Your objective: From the entries below, gather every line containing the string "Republic".

(Extracts from a graphics dataset)
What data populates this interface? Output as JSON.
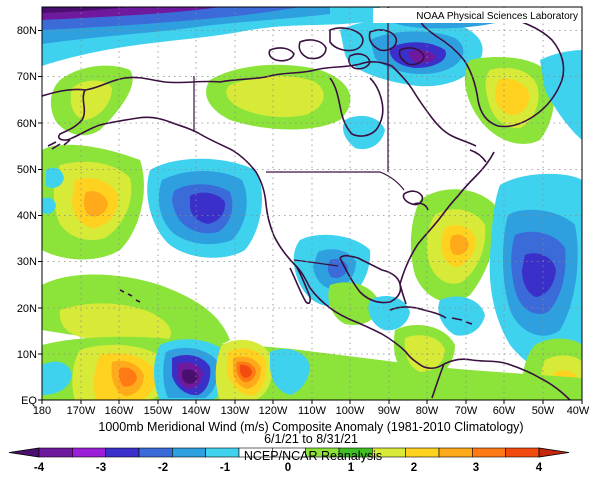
{
  "credit": "NOAA Physical Sciences Laboratory",
  "title": "1000mb Meridional Wind (m/s) Composite Anomaly (1981-2010 Climatology)",
  "date_range": "6/1/21 to 8/31/21",
  "source": "NCEP/NCAR Reanalysis",
  "lat_labels": [
    "80N",
    "70N",
    "60N",
    "50N",
    "40N",
    "30N",
    "20N",
    "10N",
    "EQ"
  ],
  "lon_labels": [
    "180",
    "170W",
    "160W",
    "150W",
    "140W",
    "130W",
    "120W",
    "110W",
    "100W",
    "90W",
    "80W",
    "70W",
    "60W",
    "50W",
    "40W"
  ],
  "colorbar": {
    "ticks": [
      "-4",
      "-3",
      "-2",
      "-1",
      "0",
      "1",
      "2",
      "3",
      "4"
    ],
    "colors": [
      "#4a0f6e",
      "#6f1a9e",
      "#9a1fd6",
      "#3a2fc9",
      "#3b6bd9",
      "#2ea0e0",
      "#3fd2ee",
      "#ffffff",
      "#ffffff",
      "#8ce33a",
      "#3fbf24",
      "#d8ea38",
      "#ffd21f",
      "#ffaa1a",
      "#ff7a14",
      "#f24b0f",
      "#c4280c"
    ]
  },
  "chart_data": {
    "type": "heatmap",
    "variable": "1000mb Meridional Wind Composite Anomaly",
    "units": "m/s",
    "period": "6/1/21 to 8/31/21",
    "lon_range": [
      -180,
      -40
    ],
    "lat_range": [
      0,
      85
    ],
    "color_range": [
      -4,
      4
    ],
    "anomaly_centers": [
      {
        "lon": -127,
        "lat": 6,
        "value": 4
      },
      {
        "lon": -160,
        "lat": 5,
        "value": 3
      },
      {
        "lon": -143,
        "lat": 5,
        "value": -3.5
      },
      {
        "lon": -136,
        "lat": 40,
        "value": -2.5
      },
      {
        "lon": -145,
        "lat": 38,
        "value": -2
      },
      {
        "lon": -158,
        "lat": 44,
        "value": 2.5
      },
      {
        "lon": -168,
        "lat": 68,
        "value": 2
      },
      {
        "lon": -85,
        "lat": 72,
        "value": -3
      },
      {
        "lon": -70,
        "lat": 80,
        "value": -2
      },
      {
        "lon": -53,
        "lat": 67,
        "value": 2.5
      },
      {
        "lon": -69,
        "lat": 37,
        "value": 2.5
      },
      {
        "lon": -45,
        "lat": 28,
        "value": -2.5
      },
      {
        "lon": -100,
        "lat": 30,
        "value": -1.5
      },
      {
        "lon": -110,
        "lat": 8,
        "value": 1.5
      },
      {
        "lon": -92,
        "lat": 15,
        "value": 1.5
      },
      {
        "lon": -48,
        "lat": 3,
        "value": 2.5
      }
    ]
  }
}
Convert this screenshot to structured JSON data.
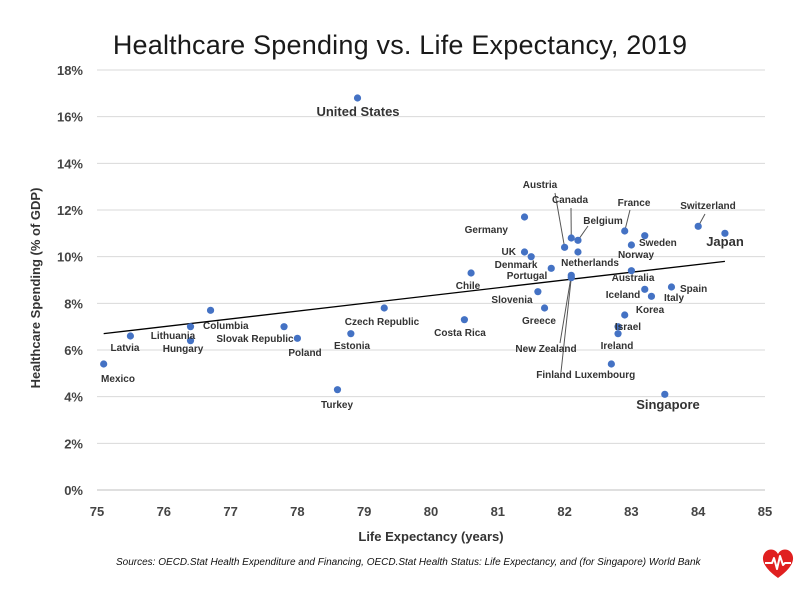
{
  "colors": {
    "point": "#4472c4",
    "trend": "#000000",
    "grid": "#d9d9d9",
    "logo": "#e02020"
  },
  "icons": {
    "logo": "heart-pulse-icon"
  },
  "source_note": "Sources: OECD.Stat Health Expenditure and Financing, OECD.Stat Health Status: Life Expectancy, and (for Singapore) World Bank",
  "chart_data": {
    "type": "scatter",
    "title": "Healthcare Spending vs. Life Expectancy, 2019",
    "xlabel": "Life Expectancy (years)",
    "ylabel": "Healthcare Spending (% of GDP)",
    "xlim": [
      75,
      85
    ],
    "ylim": [
      0,
      18
    ],
    "x_ticks": [
      "75",
      "76",
      "77",
      "78",
      "79",
      "80",
      "81",
      "82",
      "83",
      "84",
      "85"
    ],
    "y_ticks": [
      "0%",
      "2%",
      "4%",
      "6%",
      "8%",
      "10%",
      "12%",
      "14%",
      "16%",
      "18%"
    ],
    "grid": "horizontal",
    "trendline": {
      "x": [
        75.1,
        84.4
      ],
      "y": [
        6.7,
        9.8
      ]
    },
    "points": [
      {
        "label": "United States",
        "x": 78.9,
        "y": 16.8,
        "emphasis": true
      },
      {
        "label": "Mexico",
        "x": 75.1,
        "y": 5.4
      },
      {
        "label": "Latvia",
        "x": 75.5,
        "y": 6.6
      },
      {
        "label": "Lithuania",
        "x": 76.4,
        "y": 7.0
      },
      {
        "label": "Hungary",
        "x": 76.4,
        "y": 6.4
      },
      {
        "label": "Columbia",
        "x": 76.7,
        "y": 7.7
      },
      {
        "label": "Slovak Republic",
        "x": 77.8,
        "y": 7.0
      },
      {
        "label": "Poland",
        "x": 78.0,
        "y": 6.5
      },
      {
        "label": "Turkey",
        "x": 78.6,
        "y": 4.3
      },
      {
        "label": "Estonia",
        "x": 78.8,
        "y": 6.7
      },
      {
        "label": "Czech Republic",
        "x": 79.3,
        "y": 7.8
      },
      {
        "label": "Costa Rica",
        "x": 80.5,
        "y": 7.3
      },
      {
        "label": "Chile",
        "x": 80.6,
        "y": 9.3
      },
      {
        "label": "Germany",
        "x": 81.4,
        "y": 11.7
      },
      {
        "label": "UK",
        "x": 81.4,
        "y": 10.2
      },
      {
        "label": "Denmark",
        "x": 81.5,
        "y": 10.0
      },
      {
        "label": "Portugal",
        "x": 81.8,
        "y": 9.5
      },
      {
        "label": "Slovenia",
        "x": 81.6,
        "y": 8.5
      },
      {
        "label": "Greece",
        "x": 81.7,
        "y": 7.8
      },
      {
        "label": "Austria",
        "x": 82.0,
        "y": 10.4
      },
      {
        "label": "Canada",
        "x": 82.1,
        "y": 10.8
      },
      {
        "label": "Belgium",
        "x": 82.2,
        "y": 10.7
      },
      {
        "label": "Netherlands",
        "x": 82.2,
        "y": 10.2
      },
      {
        "label": "New Zealand",
        "x": 82.1,
        "y": 9.2
      },
      {
        "label": "Finland",
        "x": 82.1,
        "y": 9.1
      },
      {
        "label": "France",
        "x": 82.9,
        "y": 11.1
      },
      {
        "label": "Sweden",
        "x": 83.2,
        "y": 10.9
      },
      {
        "label": "Norway",
        "x": 83.0,
        "y": 10.5
      },
      {
        "label": "Australia",
        "x": 83.0,
        "y": 9.4
      },
      {
        "label": "Iceland",
        "x": 83.2,
        "y": 8.6
      },
      {
        "label": "Italy",
        "x": 83.3,
        "y": 8.3
      },
      {
        "label": "Korea",
        "x": 82.9,
        "y": 7.5
      },
      {
        "label": "Israel",
        "x": 82.8,
        "y": 7.0
      },
      {
        "label": "Ireland",
        "x": 82.8,
        "y": 6.7
      },
      {
        "label": "Luxembourg",
        "x": 82.7,
        "y": 5.4
      },
      {
        "label": "Spain",
        "x": 83.6,
        "y": 8.7
      },
      {
        "label": "Switzerland",
        "x": 84.0,
        "y": 11.3
      },
      {
        "label": "Japan",
        "x": 84.4,
        "y": 11.0,
        "emphasis": true
      },
      {
        "label": "Singapore",
        "x": 83.5,
        "y": 4.1,
        "emphasis": true
      }
    ]
  }
}
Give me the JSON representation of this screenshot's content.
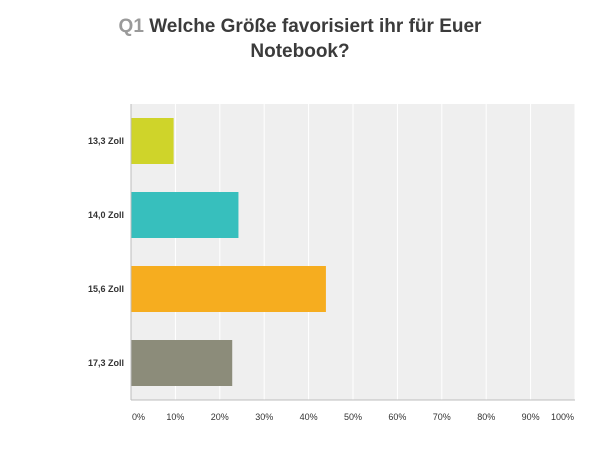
{
  "title": {
    "question_number": "Q1",
    "text": "Welche Größe favorisiert ihr für Euer Notebook?"
  },
  "chart_data": {
    "type": "bar",
    "orientation": "horizontal",
    "categories": [
      "13,3 Zoll",
      "14,0 Zoll",
      "15,6 Zoll",
      "17,3 Zoll"
    ],
    "values": [
      9.6,
      24.2,
      43.9,
      22.8
    ],
    "colors": [
      "#cfd42a",
      "#37bfbd",
      "#f6ad1f",
      "#8c8c7a"
    ],
    "xlim": [
      0,
      100
    ],
    "xticks": [
      0,
      10,
      20,
      30,
      40,
      50,
      60,
      70,
      80,
      90,
      100
    ],
    "xtick_labels": [
      "0%",
      "10%",
      "20%",
      "30%",
      "40%",
      "50%",
      "60%",
      "70%",
      "80%",
      "90%",
      "100%"
    ],
    "grid": true,
    "background": "#efefef"
  }
}
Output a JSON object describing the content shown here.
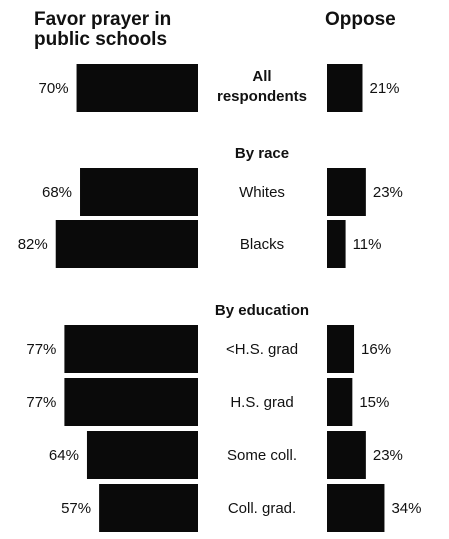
{
  "chart_data": {
    "type": "bar",
    "series": [
      {
        "name": "Favor prayer in public schools",
        "color": "#0a0a0a"
      },
      {
        "name": "Oppose",
        "color": "#0a0a0a"
      }
    ],
    "sections": [
      {
        "title": "",
        "rows": [
          {
            "label": "All respondents",
            "bold": true,
            "favor": 70,
            "favor_label": "70%",
            "oppose": 21,
            "oppose_label": "21%"
          }
        ]
      },
      {
        "title": "By race",
        "rows": [
          {
            "label": "Whites",
            "bold": false,
            "favor": 68,
            "favor_label": "68%",
            "oppose": 23,
            "oppose_label": "23%"
          },
          {
            "label": "Blacks",
            "bold": false,
            "favor": 82,
            "favor_label": "82%",
            "oppose": 11,
            "oppose_label": "11%"
          }
        ]
      },
      {
        "title": "By education",
        "rows": [
          {
            "label": "<H.S. grad",
            "bold": false,
            "favor": 77,
            "favor_label": "77%",
            "oppose": 16,
            "oppose_label": "16%"
          },
          {
            "label": "H.S. grad",
            "bold": false,
            "favor": 77,
            "favor_label": "77%",
            "oppose": 15,
            "oppose_label": "15%"
          },
          {
            "label": "Some coll.",
            "bold": false,
            "favor": 64,
            "favor_label": "64%",
            "oppose": 23,
            "oppose_label": "23%"
          },
          {
            "label": "Coll. grad.",
            "bold": false,
            "favor": 57,
            "favor_label": "57%",
            "oppose": 34,
            "oppose_label": "34%"
          }
        ]
      }
    ],
    "grid": false,
    "legend": "none"
  }
}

Task solution:
        "label": "Slovak Republic",
        "label": "Czech Republic",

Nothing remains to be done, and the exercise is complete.